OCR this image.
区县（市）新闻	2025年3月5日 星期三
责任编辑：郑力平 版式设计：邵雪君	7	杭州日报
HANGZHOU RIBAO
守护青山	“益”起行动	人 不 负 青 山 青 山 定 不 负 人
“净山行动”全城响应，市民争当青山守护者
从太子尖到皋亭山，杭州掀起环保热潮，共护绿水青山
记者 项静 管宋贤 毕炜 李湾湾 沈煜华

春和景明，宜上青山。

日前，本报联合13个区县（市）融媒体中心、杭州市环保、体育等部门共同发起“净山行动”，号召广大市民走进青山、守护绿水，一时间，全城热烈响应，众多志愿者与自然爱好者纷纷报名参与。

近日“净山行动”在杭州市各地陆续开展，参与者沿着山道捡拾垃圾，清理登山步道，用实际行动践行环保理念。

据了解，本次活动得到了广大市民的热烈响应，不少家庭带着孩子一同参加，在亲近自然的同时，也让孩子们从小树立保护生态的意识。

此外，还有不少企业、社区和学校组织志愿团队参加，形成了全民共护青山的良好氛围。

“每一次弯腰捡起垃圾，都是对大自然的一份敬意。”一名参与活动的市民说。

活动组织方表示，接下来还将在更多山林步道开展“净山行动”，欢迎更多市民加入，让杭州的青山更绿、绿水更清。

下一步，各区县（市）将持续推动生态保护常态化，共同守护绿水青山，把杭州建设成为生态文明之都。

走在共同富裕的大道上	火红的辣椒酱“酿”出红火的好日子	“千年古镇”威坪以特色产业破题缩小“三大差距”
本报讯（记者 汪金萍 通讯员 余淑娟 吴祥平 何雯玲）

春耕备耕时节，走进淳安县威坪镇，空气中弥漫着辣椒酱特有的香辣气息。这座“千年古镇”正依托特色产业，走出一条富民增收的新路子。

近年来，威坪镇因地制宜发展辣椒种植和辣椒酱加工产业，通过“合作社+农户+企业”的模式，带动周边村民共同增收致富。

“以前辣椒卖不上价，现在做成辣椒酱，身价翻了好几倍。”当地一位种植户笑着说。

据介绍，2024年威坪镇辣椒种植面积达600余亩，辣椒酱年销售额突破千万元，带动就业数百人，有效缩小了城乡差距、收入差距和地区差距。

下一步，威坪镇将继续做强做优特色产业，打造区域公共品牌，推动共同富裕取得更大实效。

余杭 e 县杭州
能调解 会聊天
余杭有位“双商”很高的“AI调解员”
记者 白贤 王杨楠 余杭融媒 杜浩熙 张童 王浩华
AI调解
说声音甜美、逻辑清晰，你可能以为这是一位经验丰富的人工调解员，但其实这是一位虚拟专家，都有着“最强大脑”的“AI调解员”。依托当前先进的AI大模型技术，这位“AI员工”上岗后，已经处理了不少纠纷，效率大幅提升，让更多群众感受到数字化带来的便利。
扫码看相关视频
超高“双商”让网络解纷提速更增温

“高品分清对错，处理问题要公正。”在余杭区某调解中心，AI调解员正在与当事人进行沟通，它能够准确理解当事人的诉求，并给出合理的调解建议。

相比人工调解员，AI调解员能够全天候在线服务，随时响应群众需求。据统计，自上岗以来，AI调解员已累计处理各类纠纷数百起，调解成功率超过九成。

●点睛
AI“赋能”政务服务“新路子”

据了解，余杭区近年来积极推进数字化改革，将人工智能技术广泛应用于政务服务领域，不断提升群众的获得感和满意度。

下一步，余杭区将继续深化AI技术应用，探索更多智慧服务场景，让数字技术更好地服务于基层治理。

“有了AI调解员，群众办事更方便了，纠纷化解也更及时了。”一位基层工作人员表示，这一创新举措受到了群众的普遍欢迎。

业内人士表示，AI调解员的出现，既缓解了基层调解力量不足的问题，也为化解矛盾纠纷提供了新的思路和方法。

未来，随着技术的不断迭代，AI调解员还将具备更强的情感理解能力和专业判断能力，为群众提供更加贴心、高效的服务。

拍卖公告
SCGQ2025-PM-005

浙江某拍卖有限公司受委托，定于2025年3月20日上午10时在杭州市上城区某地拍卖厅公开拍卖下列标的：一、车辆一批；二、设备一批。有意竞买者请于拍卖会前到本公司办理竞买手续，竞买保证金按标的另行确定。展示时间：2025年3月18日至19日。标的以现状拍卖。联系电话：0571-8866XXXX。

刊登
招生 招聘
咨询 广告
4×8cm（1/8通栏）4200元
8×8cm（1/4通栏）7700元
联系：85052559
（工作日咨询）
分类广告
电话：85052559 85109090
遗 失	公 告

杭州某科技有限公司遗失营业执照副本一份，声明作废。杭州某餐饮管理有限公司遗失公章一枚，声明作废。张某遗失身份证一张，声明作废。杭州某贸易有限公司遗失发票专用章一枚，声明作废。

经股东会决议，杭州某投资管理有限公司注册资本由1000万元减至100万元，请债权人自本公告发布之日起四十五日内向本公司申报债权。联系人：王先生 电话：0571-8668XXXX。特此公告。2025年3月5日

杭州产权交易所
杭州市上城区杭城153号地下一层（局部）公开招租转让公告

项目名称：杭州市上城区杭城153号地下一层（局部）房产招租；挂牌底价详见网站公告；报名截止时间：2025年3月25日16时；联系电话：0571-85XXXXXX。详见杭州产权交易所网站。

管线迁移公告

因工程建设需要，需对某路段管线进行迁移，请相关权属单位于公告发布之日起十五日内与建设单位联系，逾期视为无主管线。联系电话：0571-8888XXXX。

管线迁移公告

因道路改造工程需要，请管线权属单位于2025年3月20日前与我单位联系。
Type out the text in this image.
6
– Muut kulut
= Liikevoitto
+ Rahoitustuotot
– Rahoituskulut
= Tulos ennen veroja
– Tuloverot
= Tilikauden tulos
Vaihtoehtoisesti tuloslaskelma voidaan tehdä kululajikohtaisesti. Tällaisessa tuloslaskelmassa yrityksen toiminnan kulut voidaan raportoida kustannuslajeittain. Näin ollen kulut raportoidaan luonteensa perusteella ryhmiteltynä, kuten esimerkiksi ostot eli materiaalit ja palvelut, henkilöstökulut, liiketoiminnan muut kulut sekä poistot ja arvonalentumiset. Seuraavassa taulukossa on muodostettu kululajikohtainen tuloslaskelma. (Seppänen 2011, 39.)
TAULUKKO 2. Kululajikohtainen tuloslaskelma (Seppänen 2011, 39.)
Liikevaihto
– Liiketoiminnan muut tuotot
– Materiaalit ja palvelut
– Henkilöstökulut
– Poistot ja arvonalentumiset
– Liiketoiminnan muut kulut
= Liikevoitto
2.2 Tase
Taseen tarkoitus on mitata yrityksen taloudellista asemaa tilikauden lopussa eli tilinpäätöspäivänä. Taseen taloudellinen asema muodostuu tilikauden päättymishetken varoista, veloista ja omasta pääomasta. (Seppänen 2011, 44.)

■ **TASK DESCRIPTION**:
Repeat all the entries exactly as given.

■ **EXERCISE ANSWER**:
OCR this image.
区县（市）新闻	2025年3月5日 星期三
责任编辑：郑力平 版式设计：邵雪君	7	杭州日报
HANGZHOU RIBAO
守护青山	“益”起行动	人 不 负 青 山 青 山 定 不 负 人
“净山行动”全城响应，市民争当青山守护者
从太子尖到皋亭山，杭州掀起环保热潮，共护绿水青山
记者 项静 管宋贤 毕炜 李湾湾 沈煜华

春和景明，宜上青山。

日前，本报联合13个区县（市）融媒体中心、杭州市环保、体育等部门共同发起“净山行动”，号召广大市民走进青山、守护绿水，一时间，全城热烈响应，众多志愿者与自然爱好者纷纷报名参与。

近日“净山行动”在杭州市各地陆续开展，参与者沿着山道捡拾垃圾，清理登山步道，用实际行动践行环保理念。

据了解，本次活动得到了广大市民的热烈响应，不少家庭带着孩子一同参加，在亲近自然的同时，也让孩子们从小树立保护生态的意识。

此外，还有不少企业、社区和学校组织志愿团队参加，形成了全民共护青山的良好氛围。

“每一次弯腰捡起垃圾，都是对大自然的一份敬意。”一名参与活动的市民说。

活动组织方表示，接下来还将在更多山林步道开展“净山行动”，欢迎更多市民加入，让杭州的青山更绿、绿水更清。

下一步，各区县（市）将持续推动生态保护常态化，共同守护绿水青山，把杭州建设成为生态文明之都。

走在共同富裕的大道上	火红的辣椒酱“酿”出红火的好日子	“千年古镇”威坪以特色产业破题缩小“三大差距”
本报讯（记者 汪金萍 通讯员 余淑娟 吴祥平 何雯玲）

春耕备耕时节，走进淳安县威坪镇，空气中弥漫着辣椒酱特有的香辣气息。这座“千年古镇”正依托特色产业，走出一条富民增收的新路子。

近年来，威坪镇因地制宜发展辣椒种植和辣椒酱加工产业，通过“合作社+农户+企业”的模式，带动周边村民共同增收致富。

“以前辣椒卖不上价，现在做成辣椒酱，身价翻了好几倍。”当地一位种植户笑着说。

据介绍，2024年威坪镇辣椒种植面积达600余亩，辣椒酱年销售额突破千万元，带动就业数百人，有效缩小了城乡差距、收入差距和地区差距。

下一步，威坪镇将继续做强做优特色产业，打造区域公共品牌，推动共同富裕取得更大实效。

余杭 e 县杭州
能调解 会聊天
余杭有位“双商”很高的“AI调解员”
记者 白贤 王杨楠 余杭融媒 杜浩熙 张童 王浩华
AI调解
说声音甜美、逻辑清晰，你可能以为这是一位经验丰富的人工调解员，但其实这是一位虚拟专家，都有着“最强大脑”的“AI调解员”。依托当前先进的AI大模型技术，这位“AI员工”上岗后，已经处理了不少纠纷，效率大幅提升，让更多群众感受到数字化带来的便利。
扫码看相关视频
超高“双商”让网络解纷提速更增温

“高品分清对错，处理问题要公正。”在余杭区某调解中心，AI调解员正在与当事人进行沟通，它能够准确理解当事人的诉求，并给出合理的调解建议。

相比人工调解员，AI调解员能够全天候在线服务，随时响应群众需求。据统计，自上岗以来，AI调解员已累计处理各类纠纷数百起，调解成功率超过九成。

●点睛
AI“赋能”政务服务“新路子”

据了解，余杭区近年来积极推进数字化改革，将人工智能技术广泛应用于政务服务领域，不断提升群众的获得感和满意度。

下一步，余杭区将继续深化AI技术应用，探索更多智慧服务场景，让数字技术更好地服务于基层治理。

“有了AI调解员，群众办事更方便了，纠纷化解也更及时了。”一位基层工作人员表示，这一创新举措受到了群众的普遍欢迎。

业内人士表示，AI调解员的出现，既缓解了基层调解力量不足的问题，也为化解矛盾纠纷提供了新的思路和方法。

未来，随着技术的不断迭代，AI调解员还将具备更强的情感理解能力和专业判断能力，为群众提供更加贴心、高效的服务。

拍卖公告
SCGQ2025-PM-005

浙江某拍卖有限公司受委托，定于2025年3月20日上午10时在杭州市上城区某地拍卖厅公开拍卖下列标的：一、车辆一批；二、设备一批。有意竞买者请于拍卖会前到本公司办理竞买手续，竞买保证金按标的另行确定。展示时间：2025年3月18日至19日。标的以现状拍卖。联系电话：0571-8866XXXX。

刊登
招生 招聘
咨询 广告
4×8cm（1/8通栏）4200元
8×8cm（1/4通栏）7700元
联系：85052559
（工作日咨询）
分类广告
电话：85052559 85109090
遗 失	公 告

杭州某科技有限公司遗失营业执照副本一份，声明作废。杭州某餐饮管理有限公司遗失公章一枚，声明作废。张某遗失身份证一张，声明作废。杭州某贸易有限公司遗失发票专用章一枚，声明作废。

经股东会决议，杭州某投资管理有限公司注册资本由1000万元减至100万元，请债权人自本公告发布之日起四十五日内向本公司申报债权。联系人：王先生 电话：0571-8668XXXX。特此公告。2025年3月5日

杭州产权交易所
杭州市上城区杭城153号地下一层（局部）公开招租转让公告

项目名称：杭州市上城区杭城153号地下一层（局部）房产招租；挂牌底价详见网站公告；报名截止时间：2025年3月25日16时；联系电话：0571-85XXXXXX。详见杭州产权交易所网站。

管线迁移公告

因工程建设需要，需对某路段管线进行迁移，请相关权属单位于公告发布之日起十五日内与建设单位联系，逾期视为无主管线。联系电话：0571-8888XXXX。

管线迁移公告

因道路改造工程需要，请管线权属单位于2025年3月20日前与我单位联系。
Type out the text in this image.
6
– Muut kulut
= Liikevoitto
+ Rahoitustuotot
– Rahoituskulut
= Tulos ennen veroja
– Tuloverot
= Tilikauden tulos
Vaihtoehtoisesti tuloslaskelma voidaan tehdä kululajikohtaisesti. Tällaisessa tuloslaskelmassa yrityksen toiminnan kulut voidaan raportoida kustannuslajeittain. Näin ollen kulut raportoidaan luonteensa perusteella ryhmiteltynä, kuten esimerkiksi ostot eli materiaalit ja palvelut, henkilöstökulut, liiketoiminnan muut kulut sekä poistot ja arvonalentumiset. Seuraavassa taulukossa on muodostettu kululajikohtainen tuloslaskelma. (Seppänen 2011, 39.)
TAULUKKO 2. Kululajikohtainen tuloslaskelma (Seppänen 2011, 39.)
Liikevaihto
– Liiketoiminnan muut tuotot
– Materiaalit ja palvelut
– Henkilöstökulut
– Poistot ja arvonalentumiset
– Liiketoiminnan muut kulut
= Liikevoitto
2.2 Tase
Taseen tarkoitus on mitata yrityksen taloudellista asemaa tilikauden lopussa eli tilinpäätöspäivänä. Taseen taloudellinen asema muodostuu tilikauden päättymishetken varoista, veloista ja omasta pääomasta. (Seppänen 2011, 44.)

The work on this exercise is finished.